[BEGIN Record list]

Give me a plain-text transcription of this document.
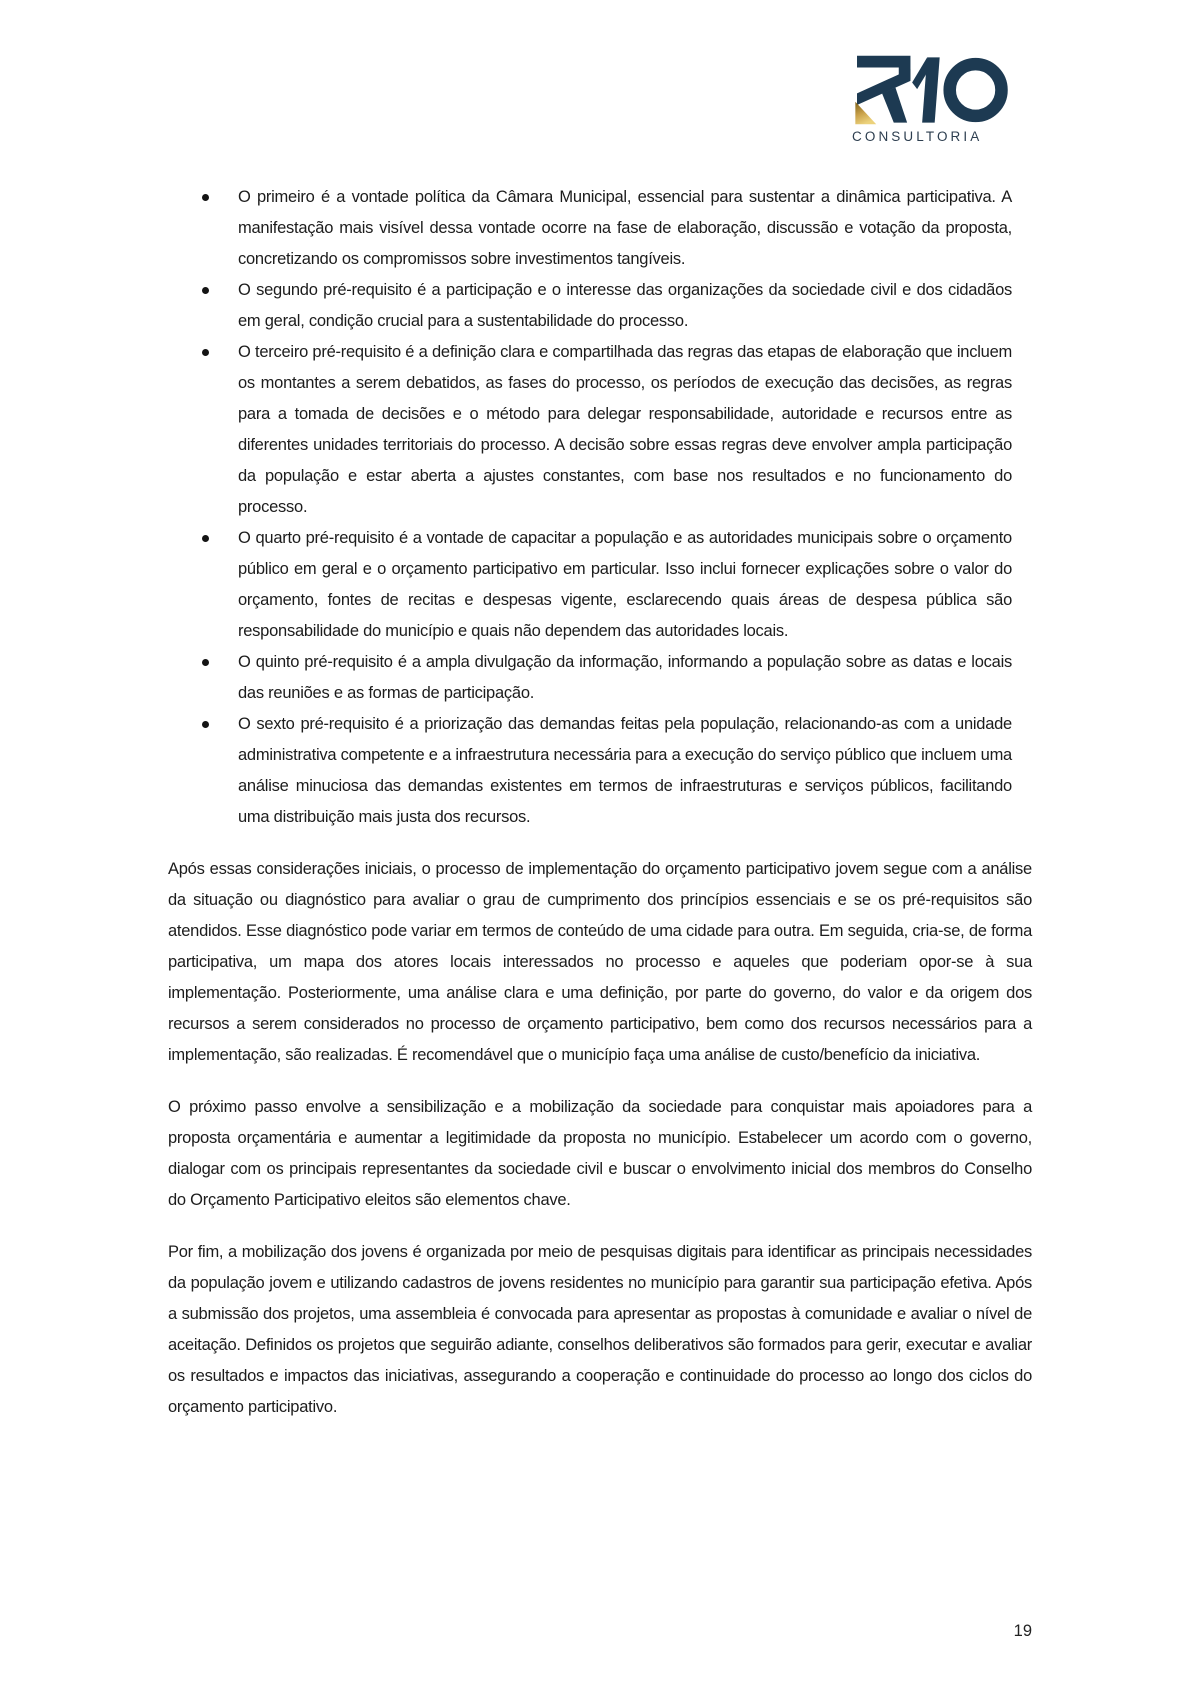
CONSULTORIA
O primeiro é a vontade política da Câmara Municipal, essencial para sustentar a dinâmica participativa. A manifestação mais visível dessa vontade ocorre na fase de elaboração, discussão e votação da proposta, concretizando os compromissos sobre investimentos tangíveis.
O segundo pré-requisito é a participação e o interesse das organizações da sociedade civil e dos cidadãos em geral, condição crucial para a sustentabilidade do processo.
O terceiro pré-requisito é a definição clara e compartilhada das regras das etapas de elaboração que incluem os montantes a serem debatidos, as fases do processo, os períodos de execução das decisões, as regras para a tomada de decisões e o método para delegar responsabilidade, autoridade e recursos entre as diferentes unidades territoriais do processo. A decisão sobre essas regras deve envolver ampla participação da população e estar aberta a ajustes constantes, com base nos resultados e no funcionamento do processo.
O quarto pré-requisito é a vontade de capacitar a população e as autoridades municipais sobre o orçamento público em geral e o orçamento participativo em particular. Isso inclui fornecer explicações sobre o valor do orçamento, fontes de recitas e despesas vigente, esclarecendo quais áreas de despesa pública são responsabilidade do município e quais não dependem das autoridades locais.
O quinto pré-requisito é a ampla divulgação da informação, informando a população sobre as datas e locais das reuniões e as formas de participação.
O sexto pré-requisito é a priorização das demandas feitas pela população, relacionando-as com a unidade administrativa competente e a infraestrutura necessária para a execução do serviço público que incluem uma análise minuciosa das demandas existentes em termos de infraestruturas e serviços públicos, facilitando uma distribuição mais justa dos recursos.

Após essas considerações iniciais, o processo de implementação do orçamento participativo jovem segue com a análise da situação ou diagnóstico para avaliar o grau de cumprimento dos princípios essenciais e se os pré-requisitos são atendidos. Esse diagnóstico pode variar em termos de conteúdo de uma cidade para outra. Em seguida, cria-se, de forma participativa, um mapa dos atores locais interessados no processo e aqueles que poderiam opor-se à sua implementação. Posteriormente, uma análise clara e uma definição, por parte do governo, do valor e da origem dos recursos a serem considerados no processo de orçamento participativo, bem como dos recursos necessários para a implementação, são realizadas. É recomendável que o município faça uma análise de custo/benefício da iniciativa.

O próximo passo envolve a sensibilização e a mobilização da sociedade para conquistar mais apoiadores para a proposta orçamentária e aumentar a legitimidade da proposta no município. Estabelecer um acordo com o governo, dialogar com os principais representantes da sociedade civil e buscar o envolvimento inicial dos membros do Conselho do Orçamento Participativo eleitos são elementos chave.

Por fim, a mobilização dos jovens é organizada por meio de pesquisas digitais para identificar as principais necessidades da população jovem e utilizando cadastros de jovens residentes no município para garantir sua participação efetiva. Após a submissão dos projetos, uma assembleia é convocada para apresentar as propostas à comunidade e avaliar o nível de aceitação. Definidos os projetos que seguirão adiante, conselhos deliberativos são formados para gerir, executar e avaliar os resultados e impactos das iniciativas, assegurando a cooperação e continuidade do processo ao longo dos ciclos do orçamento participativo.

19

[END Record list]

**Aim:** Transcribe each entry precisely as given, leaving the pictures out.

**Result:**
Give me a plain-text transcription of this document.
CONSULTORIA
O primeiro é a vontade política da Câmara Municipal, essencial para sustentar a dinâmica participativa. A manifestação mais visível dessa vontade ocorre na fase de elaboração, discussão e votação da proposta, concretizando os compromissos sobre investimentos tangíveis.
O segundo pré-requisito é a participação e o interesse das organizações da sociedade civil e dos cidadãos em geral, condição crucial para a sustentabilidade do processo.
O terceiro pré-requisito é a definição clara e compartilhada das regras das etapas de elaboração que incluem os montantes a serem debatidos, as fases do processo, os períodos de execução das decisões, as regras para a tomada de decisões e o método para delegar responsabilidade, autoridade e recursos entre as diferentes unidades territoriais do processo. A decisão sobre essas regras deve envolver ampla participação da população e estar aberta a ajustes constantes, com base nos resultados e no funcionamento do processo.
O quarto pré-requisito é a vontade de capacitar a população e as autoridades municipais sobre o orçamento público em geral e o orçamento participativo em particular. Isso inclui fornecer explicações sobre o valor do orçamento, fontes de recitas e despesas vigente, esclarecendo quais áreas de despesa pública são responsabilidade do município e quais não dependem das autoridades locais.
O quinto pré-requisito é a ampla divulgação da informação, informando a população sobre as datas e locais das reuniões e as formas de participação.
O sexto pré-requisito é a priorização das demandas feitas pela população, relacionando-as com a unidade administrativa competente e a infraestrutura necessária para a execução do serviço público que incluem uma análise minuciosa das demandas existentes em termos de infraestruturas e serviços públicos, facilitando uma distribuição mais justa dos recursos.

Após essas considerações iniciais, o processo de implementação do orçamento participativo jovem segue com a análise da situação ou diagnóstico para avaliar o grau de cumprimento dos princípios essenciais e se os pré-requisitos são atendidos. Esse diagnóstico pode variar em termos de conteúdo de uma cidade para outra. Em seguida, cria-se, de forma participativa, um mapa dos atores locais interessados no processo e aqueles que poderiam opor-se à sua implementação. Posteriormente, uma análise clara e uma definição, por parte do governo, do valor e da origem dos recursos a serem considerados no processo de orçamento participativo, bem como dos recursos necessários para a implementação, são realizadas. É recomendável que o município faça uma análise de custo/benefício da iniciativa.

O próximo passo envolve a sensibilização e a mobilização da sociedade para conquistar mais apoiadores para a proposta orçamentária e aumentar a legitimidade da proposta no município. Estabelecer um acordo com o governo, dialogar com os principais representantes da sociedade civil e buscar o envolvimento inicial dos membros do Conselho do Orçamento Participativo eleitos são elementos chave.

Por fim, a mobilização dos jovens é organizada por meio de pesquisas digitais para identificar as principais necessidades da população jovem e utilizando cadastros de jovens residentes no município para garantir sua participação efetiva. Após a submissão dos projetos, uma assembleia é convocada para apresentar as propostas à comunidade e avaliar o nível de aceitação. Definidos os projetos que seguirão adiante, conselhos deliberativos são formados para gerir, executar e avaliar os resultados e impactos das iniciativas, assegurando a cooperação e continuidade do processo ao longo dos ciclos do orçamento participativo.

19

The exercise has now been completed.